■ Exercise requirements ■
Look for the word "liebe" in the entries below, then copy every line that has it.

■ Entries shown ■
════════════════════

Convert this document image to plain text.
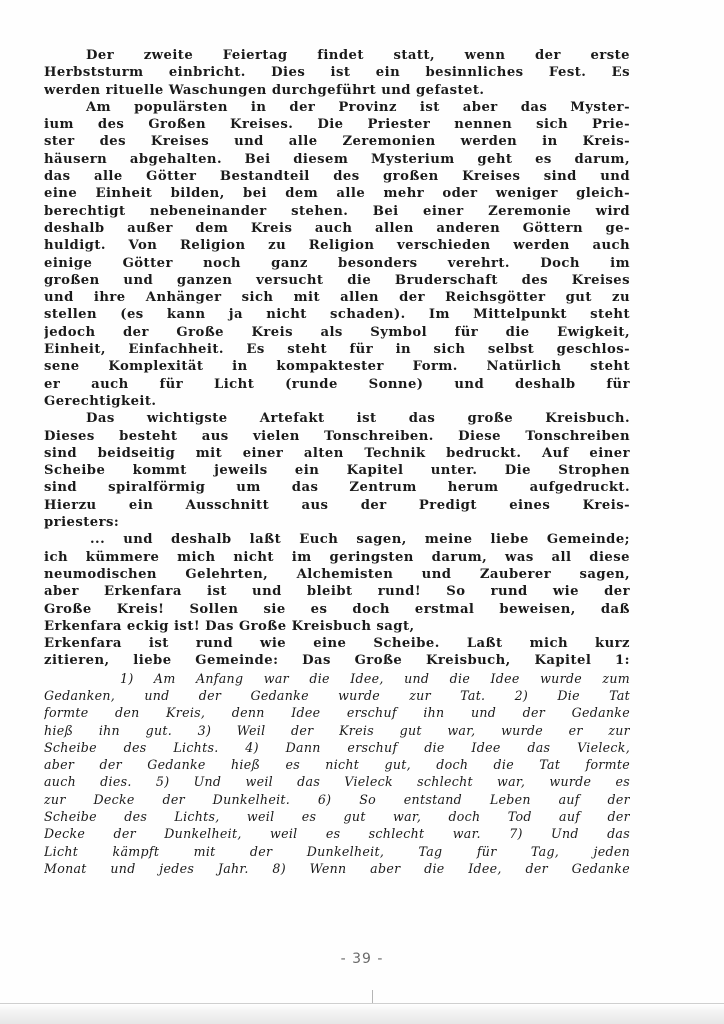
Der zweite Feiertag findet statt, wenn der erste
Herbststurm einbricht. Dies ist ein besinnliches Fest. Es
werden rituelle Waschungen durchgeführt und gefastet.
Am populärsten in der Provinz ist aber das Myster-
ium des Großen Kreises. Die Priester nennen sich Prie-
ster des Kreises und alle Zeremonien werden in Kreis-
häusern abgehalten. Bei diesem Mysterium geht es darum,
das alle Götter Bestandteil des großen Kreises sind und
eine Einheit bilden, bei dem alle mehr oder weniger gleich-
berechtigt nebeneinander stehen. Bei einer Zeremonie wird
deshalb außer dem Kreis auch allen anderen Göttern ge-
huldigt. Von Religion zu Religion verschieden werden auch
einige Götter noch ganz besonders verehrt. Doch im
großen und ganzen versucht die Bruderschaft des Kreises
und ihre Anhänger sich mit allen der Reichsgötter gut zu
stellen (es kann ja nicht schaden). Im Mittelpunkt steht
jedoch der Große Kreis als Symbol für die Ewigkeit,
Einheit, Einfachheit. Es steht für in sich selbst geschlos-
sene Komplexität in kompaktester Form. Natürlich steht
er auch für Licht (runde Sonne) und deshalb für
Gerechtigkeit.
Das wichtigste Artefakt ist das große Kreisbuch.
Dieses besteht aus vielen Tonschreiben. Diese Tonschreiben
sind beidseitig mit einer alten Technik bedruckt. Auf einer
Scheibe kommt jeweils ein Kapitel unter. Die Strophen
sind spiralförmig um das Zentrum herum aufgedruckt.
Hierzu ein Ausschnitt aus der Predigt eines Kreis-
priesters:
... und deshalb laßt Euch sagen, meine liebe Gemeinde;
ich kümmere mich nicht im geringsten darum, was all diese
neumodischen Gelehrten, Alchemisten und Zauberer sagen,
aber Erkenfara ist und bleibt rund! So rund wie der
Große Kreis! Sollen sie es doch erstmal beweisen, daß
Erkenfara eckig ist! Das Große Kreisbuch sagt,
Erkenfara ist rund wie eine Scheibe. Laßt mich kurz
zitieren, liebe Gemeinde: Das Große Kreisbuch, Kapitel 1:
1) Am Anfang war die Idee, und die Idee wurde zum
Gedanken, und der Gedanke wurde zur Tat. 2) Die Tat
formte den Kreis, denn Idee erschuf ihn und der Gedanke
hieß ihn gut. 3) Weil der Kreis gut war, wurde er zur
Scheibe des Lichts. 4) Dann erschuf die Idee das Vieleck,
aber der Gedanke hieß es nicht gut, doch die Tat formte
auch dies. 5) Und weil das Vieleck schlecht war, wurde es
zur Decke der Dunkelheit. 6) So entstand Leben auf der
Scheibe des Lichts, weil es gut war, doch Tod auf der
Decke der Dunkelheit, weil es schlecht war. 7) Und das
Licht kämpft mit der Dunkelheit, Tag für Tag, jeden
Monat und jedes Jahr. 8) Wenn aber die Idee, der Gedanke
- 39 -
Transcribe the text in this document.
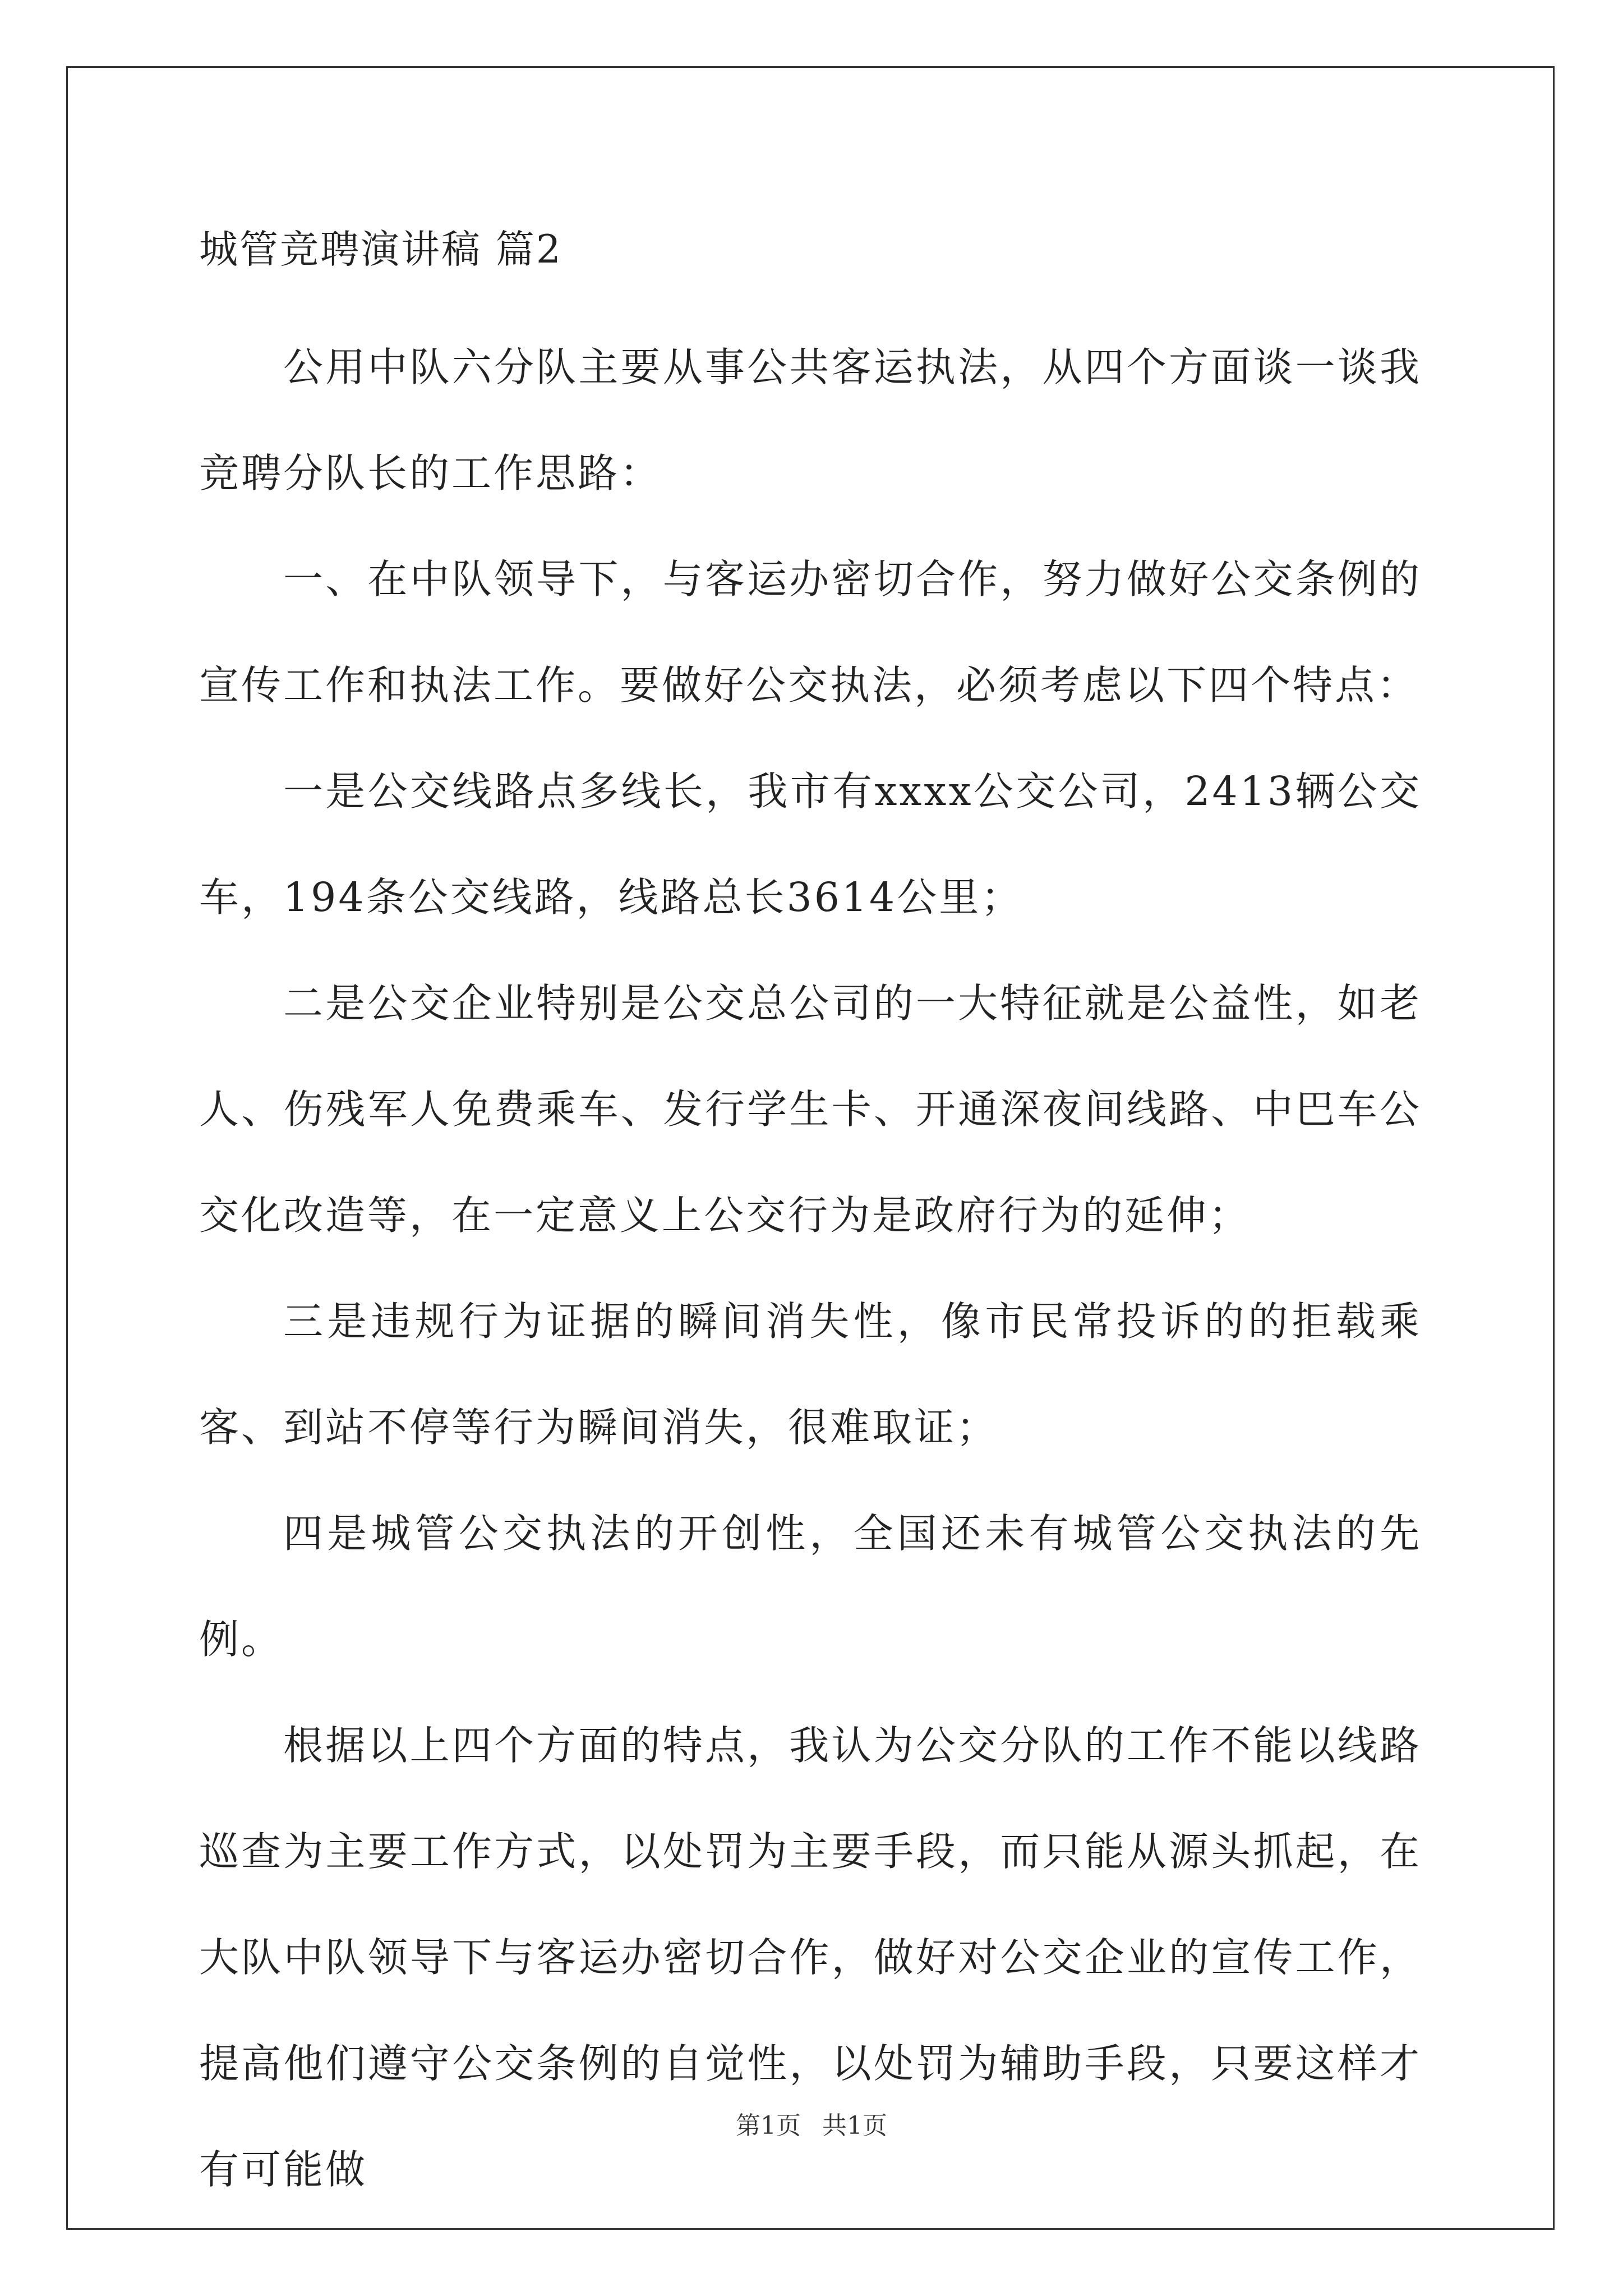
城管竞聘演讲稿 篇2

公用中队六分队主要从事公共客运执法，从四个方面谈一谈我竞聘分队长的工作思路：

一、在中队领导下，与客运办密切合作，努力做好公交条例的宣传工作和执法工作。要做好公交执法，必须考虑以下四个特点：

一是公交线路点多线长，我市有xxxx公交公司，2413辆公交车，194条公交线路，线路总长3614公里；

二是公交企业特别是公交总公司的一大特征就是公益性，如老人、伤残军人免费乘车、发行学生卡、开通深夜间线路、中巴车公交化改造等，在一定意义上公交行为是政府行为的延伸；

三是违规行为证据的瞬间消失性，像市民常投诉的的拒载乘客、到站不停等行为瞬间消失，很难取证；

四是城管公交执法的开创性，全国还未有城管公交执法的先例。

根据以上四个方面的特点，我认为公交分队的工作不能以线路巡查为主要工作方式，以处罚为主要手段，而只能从源头抓起，在大队中队领导下与客运办密切合作，做好对公交企业的宣传工作，提高他们遵守公交条例的自觉性，以处罚为辅助手段，只要这样才有可能做

第1页 共1页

════════════════════

■ Solution ■
... und deshalb laßt Euch sagen, meine liebe Gemeinde;
zitieren, liebe Gemeinde: Das Große Kreisbuch, Kapitel 1:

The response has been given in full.